▶ SHORT PROBLEM: Your task is to give the listing below back word for word, pictures excluded.

##########

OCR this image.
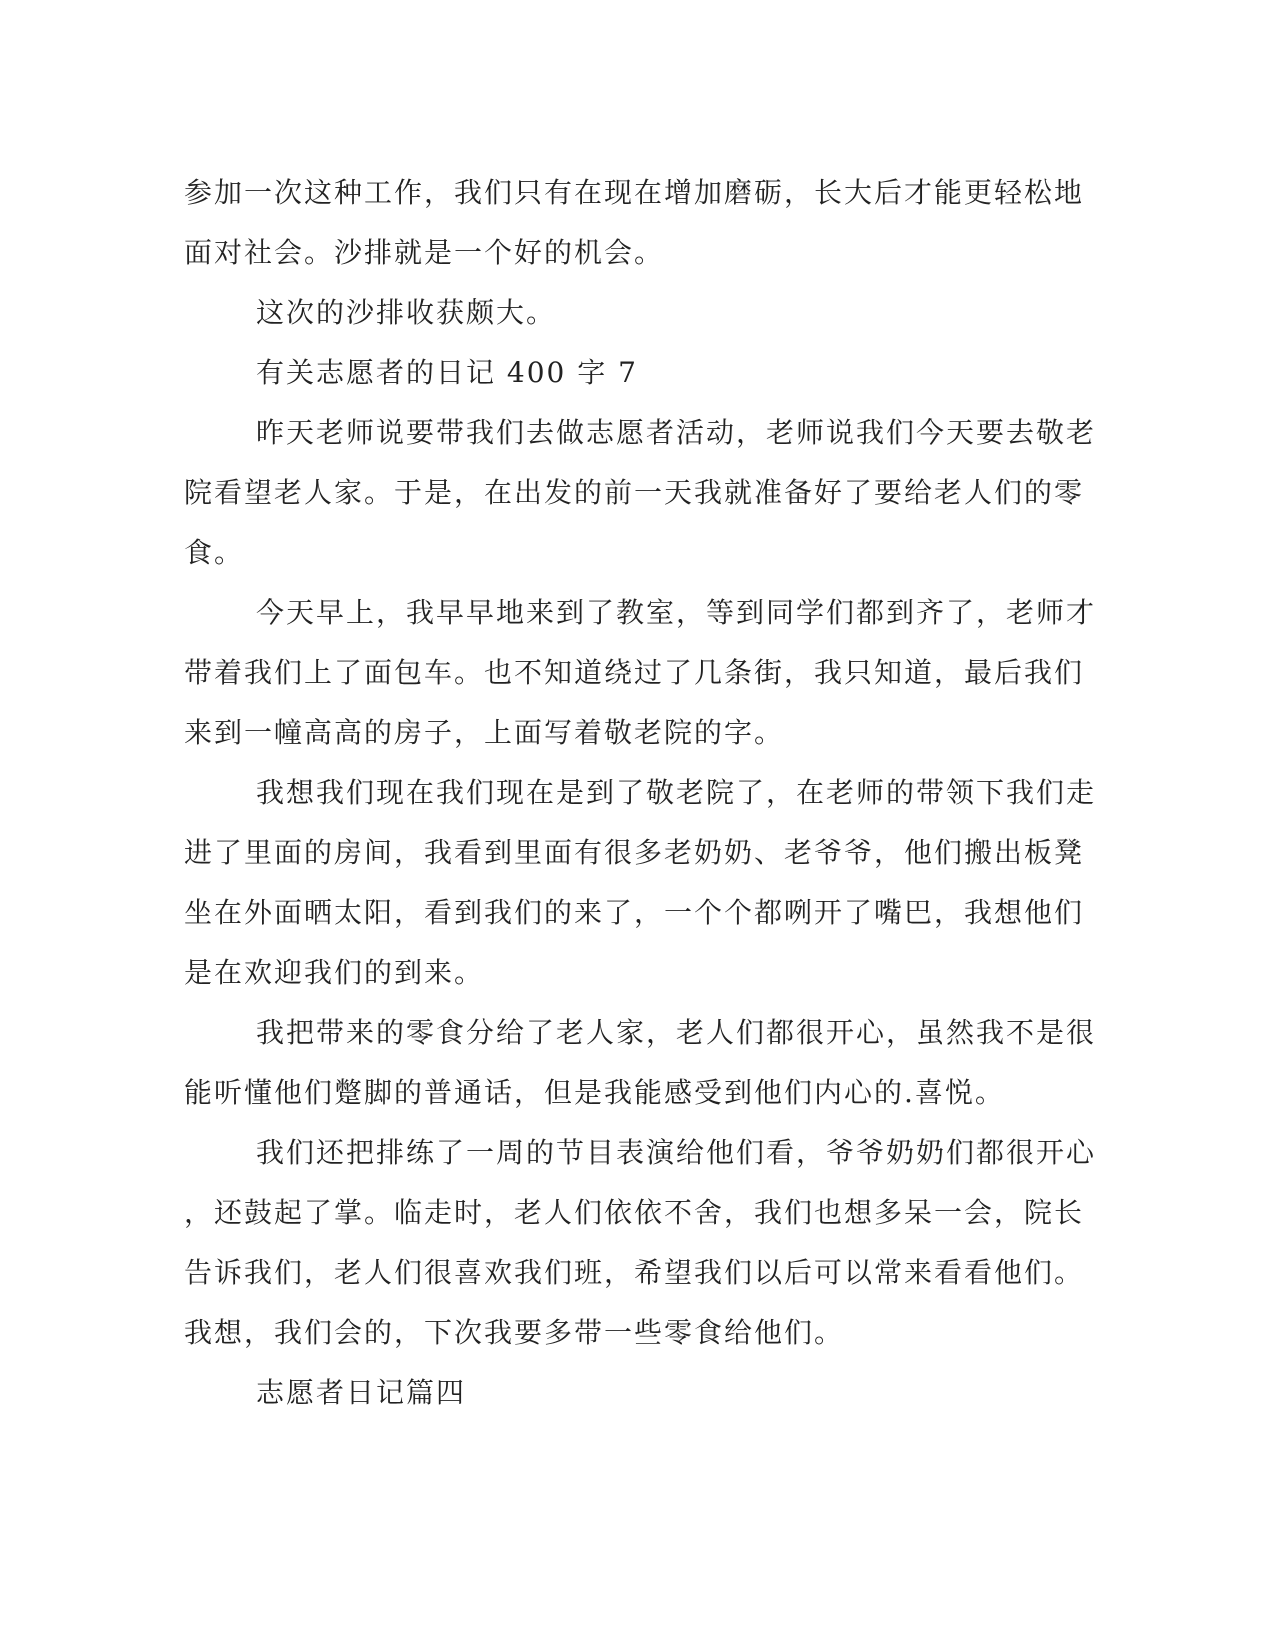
参加一次这种工作，我们只有在现在增加磨砺，长大后才能更轻松地
面对社会。沙排就是一个好的机会。
这次的沙排收获颇大。
有关志愿者的日记 400 字 7
昨天老师说要带我们去做志愿者活动，老师说我们今天要去敬老
院看望老人家。于是，在出发的前一天我就准备好了要给老人们的零
食。
今天早上，我早早地来到了教室，等到同学们都到齐了，老师才
带着我们上了面包车。也不知道绕过了几条街，我只知道，最后我们
来到一幢高高的房子，上面写着敬老院的字。
我想我们现在我们现在是到了敬老院了，在老师的带领下我们走
进了里面的房间，我看到里面有很多老奶奶、老爷爷，他们搬出板凳
坐在外面晒太阳，看到我们的来了，一个个都咧开了嘴巴，我想他们
是在欢迎我们的到来。
我把带来的零食分给了老人家，老人们都很开心，虽然我不是很
能听懂他们蹩脚的普通话，但是我能感受到他们内心的.喜悦。
我们还把排练了一周的节目表演给他们看，爷爷奶奶们都很开心
，还鼓起了掌。临走时，老人们依依不舍，我们也想多呆一会，院长
告诉我们，老人们很喜欢我们班，希望我们以后可以常来看看他们。
我想，我们会的，下次我要多带一些零食给他们。
志愿者日记篇四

##########

▶ WRITTEN SOLUTION:
OCR this image.
参加一次这种工作，我们只有在现在增加磨砺，长大后才能更轻松地
面对社会。沙排就是一个好的机会。
这次的沙排收获颇大。
有关志愿者的日记 400 字 7
昨天老师说要带我们去做志愿者活动，老师说我们今天要去敬老
院看望老人家。于是，在出发的前一天我就准备好了要给老人们的零
食。
今天早上，我早早地来到了教室，等到同学们都到齐了，老师才
带着我们上了面包车。也不知道绕过了几条街，我只知道，最后我们
来到一幢高高的房子，上面写着敬老院的字。
我想我们现在我们现在是到了敬老院了，在老师的带领下我们走
进了里面的房间，我看到里面有很多老奶奶、老爷爷，他们搬出板凳
坐在外面晒太阳，看到我们的来了，一个个都咧开了嘴巴，我想他们
是在欢迎我们的到来。
我把带来的零食分给了老人家，老人们都很开心，虽然我不是很
能听懂他们蹩脚的普通话，但是我能感受到他们内心的.喜悦。
我们还把排练了一周的节目表演给他们看，爷爷奶奶们都很开心
，还鼓起了掌。临走时，老人们依依不舍，我们也想多呆一会，院长
告诉我们，老人们很喜欢我们班，希望我们以后可以常来看看他们。
我想，我们会的，下次我要多带一些零食给他们。
志愿者日记篇四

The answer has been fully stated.